═══ RECORDS FOR THE TASK

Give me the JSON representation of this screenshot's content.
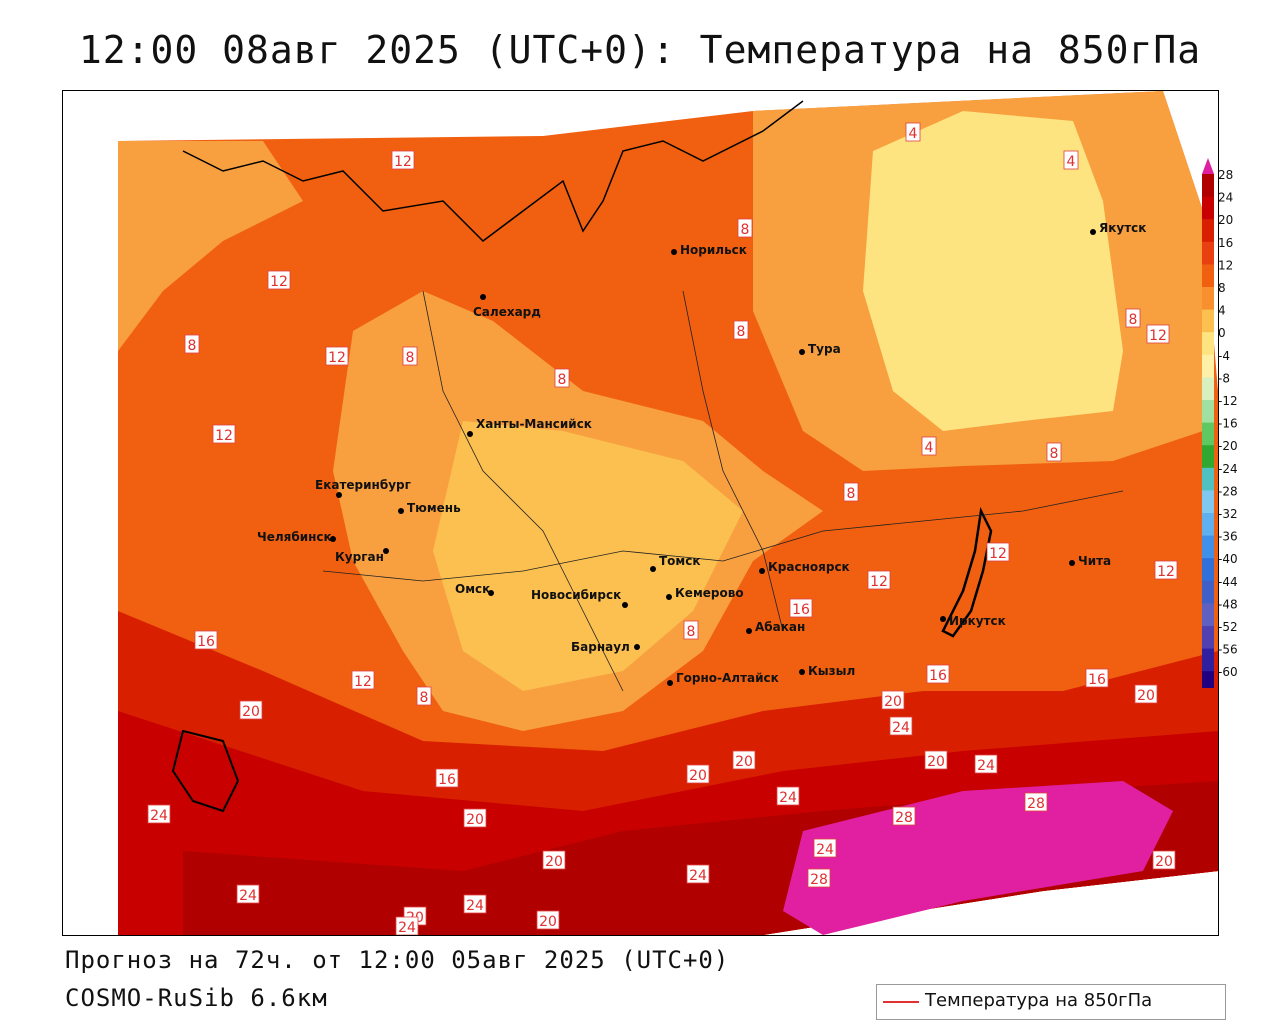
{
  "header": {
    "title": "12:00 08авг 2025 (UTC+0): Температура на 850гПа"
  },
  "footer": {
    "forecast": "Прогноз на 72ч. от 12:00 05авг 2025 (UTC+0)",
    "model": "COSMO-RuSib 6.6км"
  },
  "legend": {
    "label": "Температура на 850гПа",
    "line_color": "#e03030"
  },
  "colorbar": {
    "ticks": [
      "28",
      "24",
      "20",
      "16",
      "12",
      "8",
      "4",
      "0",
      "-4",
      "-8",
      "-12",
      "-16",
      "-20",
      "-24",
      "-28",
      "-32",
      "-36",
      "-40",
      "-44",
      "-48",
      "-52",
      "-56",
      "-60"
    ],
    "colors": [
      "#b00000",
      "#c80000",
      "#d82000",
      "#e84010",
      "#f06010",
      "#f89030",
      "#fcc050",
      "#fde480",
      "#fff0a8",
      "#d8f0c0",
      "#a0e0a0",
      "#60c860",
      "#30a830",
      "#50c0c0",
      "#80c8f0",
      "#60b0f0",
      "#4090e8",
      "#3070d8",
      "#4060c8",
      "#6060c0",
      "#5040b0",
      "#3020a0",
      "#200080"
    ],
    "top_color": "#e020a0",
    "bottom_color": "#8020c0"
  },
  "cities": [
    {
      "name": "Норильск"
    },
    {
      "name": "Якутск"
    },
    {
      "name": "Салехард"
    },
    {
      "name": "Тура"
    },
    {
      "name": "Ханты-Мансийск"
    },
    {
      "name": "Екатеринбург"
    },
    {
      "name": "Тюмень"
    },
    {
      "name": "Челябинск"
    },
    {
      "name": "Курган"
    },
    {
      "name": "Омск"
    },
    {
      "name": "Новосибирск"
    },
    {
      "name": "Томск"
    },
    {
      "name": "Кемерово"
    },
    {
      "name": "Красноярск"
    },
    {
      "name": "Абакан"
    },
    {
      "name": "Барнаул"
    },
    {
      "name": "Горно-Алтайск"
    },
    {
      "name": "Кызыл"
    },
    {
      "name": "Иркутск"
    },
    {
      "name": "Чита"
    }
  ],
  "isotherm_labels": [
    "12",
    "8",
    "4",
    "16",
    "20",
    "24",
    "28"
  ]
}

══════

* THE TASK: Look over the material above and show each line where "Температура" appears.

* IN RESPONSE:
    "title": "12:00 08авг 2025 (UTC+0): Температура на 850гПа"
    "label": "Температура на 850гПа",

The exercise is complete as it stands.